WORK INSTRUCTIONS >> Output the full listing below exactly as it reads, and skip anything that is a picture.

DATA SUPPLIED >>
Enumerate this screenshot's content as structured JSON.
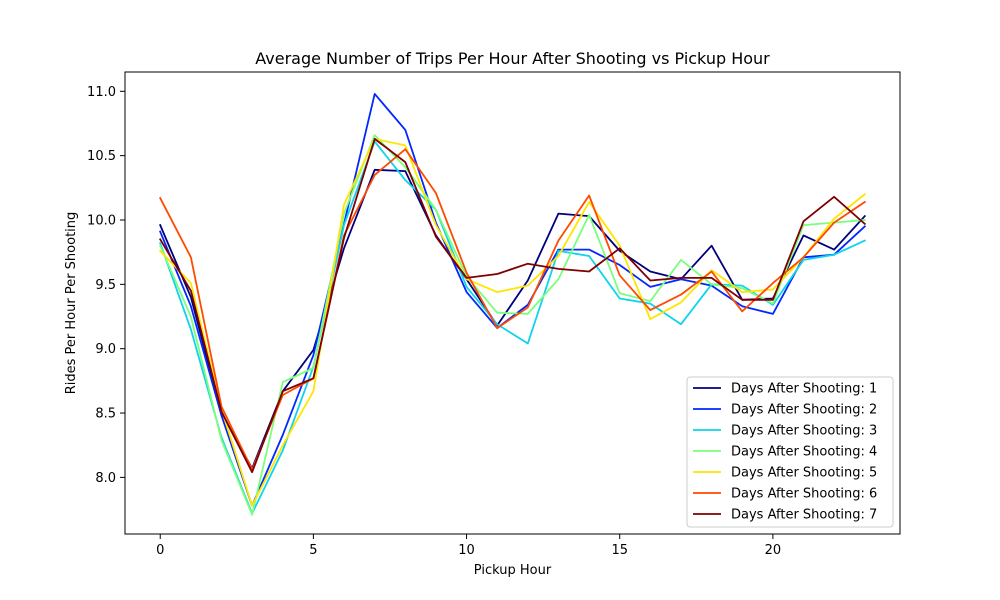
{
  "chart_data": {
    "type": "line",
    "title": "Average Number of Trips Per Hour After Shooting vs Pickup Hour",
    "xlabel": "Pickup Hour",
    "ylabel": "Rides Per Hour Per Shooting",
    "xlim": [
      -1.15,
      24.15
    ],
    "ylim": [
      7.56,
      11.15
    ],
    "xticks": [
      0,
      5,
      10,
      15,
      20
    ],
    "yticks": [
      8.0,
      8.5,
      9.0,
      9.5,
      10.0,
      10.5,
      11.0
    ],
    "ytick_labels": [
      "8.0",
      "8.5",
      "9.0",
      "9.5",
      "10.0",
      "10.5",
      "11.0"
    ],
    "grid": false,
    "legend_position": "lower-right",
    "x": [
      0,
      1,
      2,
      3,
      4,
      5,
      6,
      7,
      8,
      9,
      10,
      11,
      12,
      13,
      14,
      15,
      16,
      17,
      18,
      19,
      20,
      21,
      22,
      23
    ],
    "series": [
      {
        "name": "Days After Shooting: 1",
        "color": "#00007f",
        "values": [
          9.96,
          9.4,
          8.5,
          8.07,
          8.67,
          8.99,
          9.78,
          10.39,
          10.38,
          9.88,
          9.54,
          9.18,
          9.53,
          10.05,
          10.03,
          9.76,
          9.6,
          9.54,
          9.8,
          9.38,
          9.39,
          9.88,
          9.77,
          10.03
        ]
      },
      {
        "name": "Days After Shooting: 2",
        "color": "#0028ff",
        "values": [
          9.91,
          9.33,
          8.48,
          7.78,
          8.33,
          8.95,
          9.97,
          10.98,
          10.7,
          9.98,
          9.44,
          9.16,
          9.34,
          9.77,
          9.77,
          9.65,
          9.48,
          9.54,
          9.49,
          9.33,
          9.27,
          9.71,
          9.73,
          9.95
        ]
      },
      {
        "name": "Days After Shooting: 3",
        "color": "#0dd4ec",
        "values": [
          9.82,
          9.15,
          8.31,
          7.72,
          8.21,
          8.86,
          9.96,
          10.61,
          10.31,
          10.08,
          9.48,
          9.19,
          9.04,
          9.76,
          9.72,
          9.39,
          9.35,
          9.19,
          9.5,
          9.49,
          9.34,
          9.69,
          9.73,
          9.84
        ]
      },
      {
        "name": "Days After Shooting: 4",
        "color": "#7aff7b",
        "values": [
          9.8,
          9.25,
          8.29,
          7.71,
          8.74,
          8.85,
          10.05,
          10.66,
          10.41,
          10.08,
          9.56,
          9.28,
          9.27,
          9.54,
          10.04,
          9.43,
          9.37,
          9.69,
          9.5,
          9.47,
          9.35,
          9.96,
          9.98,
          10.0
        ]
      },
      {
        "name": "Days After Shooting: 5",
        "color": "#ffe500",
        "values": [
          9.76,
          9.51,
          8.53,
          7.78,
          8.25,
          8.67,
          10.12,
          10.63,
          10.58,
          9.96,
          9.54,
          9.44,
          9.49,
          9.72,
          10.14,
          9.8,
          9.23,
          9.36,
          9.61,
          9.44,
          9.46,
          9.71,
          10.01,
          10.2
        ]
      },
      {
        "name": "Days After Shooting: 6",
        "color": "#ff4a00",
        "values": [
          10.17,
          9.71,
          8.55,
          8.06,
          8.64,
          8.77,
          9.88,
          10.35,
          10.55,
          10.21,
          9.59,
          9.16,
          9.32,
          9.84,
          10.19,
          9.57,
          9.3,
          9.42,
          9.6,
          9.29,
          9.51,
          9.71,
          9.98,
          10.14
        ]
      },
      {
        "name": "Days After Shooting: 7",
        "color": "#7f0000",
        "values": [
          9.85,
          9.45,
          8.51,
          8.04,
          8.67,
          8.77,
          9.86,
          10.63,
          10.45,
          9.87,
          9.55,
          9.58,
          9.66,
          9.62,
          9.6,
          9.78,
          9.53,
          9.55,
          9.55,
          9.38,
          9.38,
          9.99,
          10.18,
          9.97
        ]
      }
    ]
  }
}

ANSWER TO THE TASK >>
Enumerate this screenshot's content as structured JSON.
{
  "chart_data": {
    "type": "line",
    "title": "Average Number of Trips Per Hour After Shooting vs Pickup Hour",
    "xlabel": "Pickup Hour",
    "ylabel": "Rides Per Hour Per Shooting",
    "xlim": [
      -1.15,
      24.15
    ],
    "ylim": [
      7.56,
      11.15
    ],
    "xticks": [
      0,
      5,
      10,
      15,
      20
    ],
    "yticks": [
      8.0,
      8.5,
      9.0,
      9.5,
      10.0,
      10.5,
      11.0
    ],
    "ytick_labels": [
      "8.0",
      "8.5",
      "9.0",
      "9.5",
      "10.0",
      "10.5",
      "11.0"
    ],
    "grid": false,
    "legend_position": "lower-right",
    "x": [
      0,
      1,
      2,
      3,
      4,
      5,
      6,
      7,
      8,
      9,
      10,
      11,
      12,
      13,
      14,
      15,
      16,
      17,
      18,
      19,
      20,
      21,
      22,
      23
    ],
    "series": [
      {
        "name": "Days After Shooting: 1",
        "color": "#00007f",
        "values": [
          9.96,
          9.4,
          8.5,
          8.07,
          8.67,
          8.99,
          9.78,
          10.39,
          10.38,
          9.88,
          9.54,
          9.18,
          9.53,
          10.05,
          10.03,
          9.76,
          9.6,
          9.54,
          9.8,
          9.38,
          9.39,
          9.88,
          9.77,
          10.03
        ]
      },
      {
        "name": "Days After Shooting: 2",
        "color": "#0028ff",
        "values": [
          9.91,
          9.33,
          8.48,
          7.78,
          8.33,
          8.95,
          9.97,
          10.98,
          10.7,
          9.98,
          9.44,
          9.16,
          9.34,
          9.77,
          9.77,
          9.65,
          9.48,
          9.54,
          9.49,
          9.33,
          9.27,
          9.71,
          9.73,
          9.95
        ]
      },
      {
        "name": "Days After Shooting: 3",
        "color": "#0dd4ec",
        "values": [
          9.82,
          9.15,
          8.31,
          7.72,
          8.21,
          8.86,
          9.96,
          10.61,
          10.31,
          10.08,
          9.48,
          9.19,
          9.04,
          9.76,
          9.72,
          9.39,
          9.35,
          9.19,
          9.5,
          9.49,
          9.34,
          9.69,
          9.73,
          9.84
        ]
      },
      {
        "name": "Days After Shooting: 4",
        "color": "#7aff7b",
        "values": [
          9.8,
          9.25,
          8.29,
          7.71,
          8.74,
          8.85,
          10.05,
          10.66,
          10.41,
          10.08,
          9.56,
          9.28,
          9.27,
          9.54,
          10.04,
          9.43,
          9.37,
          9.69,
          9.5,
          9.47,
          9.35,
          9.96,
          9.98,
          10.0
        ]
      },
      {
        "name": "Days After Shooting: 5",
        "color": "#ffe500",
        "values": [
          9.76,
          9.51,
          8.53,
          7.78,
          8.25,
          8.67,
          10.12,
          10.63,
          10.58,
          9.96,
          9.54,
          9.44,
          9.49,
          9.72,
          10.14,
          9.8,
          9.23,
          9.36,
          9.61,
          9.44,
          9.46,
          9.71,
          10.01,
          10.2
        ]
      },
      {
        "name": "Days After Shooting: 6",
        "color": "#ff4a00",
        "values": [
          10.17,
          9.71,
          8.55,
          8.06,
          8.64,
          8.77,
          9.88,
          10.35,
          10.55,
          10.21,
          9.59,
          9.16,
          9.32,
          9.84,
          10.19,
          9.57,
          9.3,
          9.42,
          9.6,
          9.29,
          9.51,
          9.71,
          9.98,
          10.14
        ]
      },
      {
        "name": "Days After Shooting: 7",
        "color": "#7f0000",
        "values": [
          9.85,
          9.45,
          8.51,
          8.04,
          8.67,
          8.77,
          9.86,
          10.63,
          10.45,
          9.87,
          9.55,
          9.58,
          9.66,
          9.62,
          9.6,
          9.78,
          9.53,
          9.55,
          9.55,
          9.38,
          9.38,
          9.99,
          10.18,
          9.97
        ]
      }
    ]
  }
}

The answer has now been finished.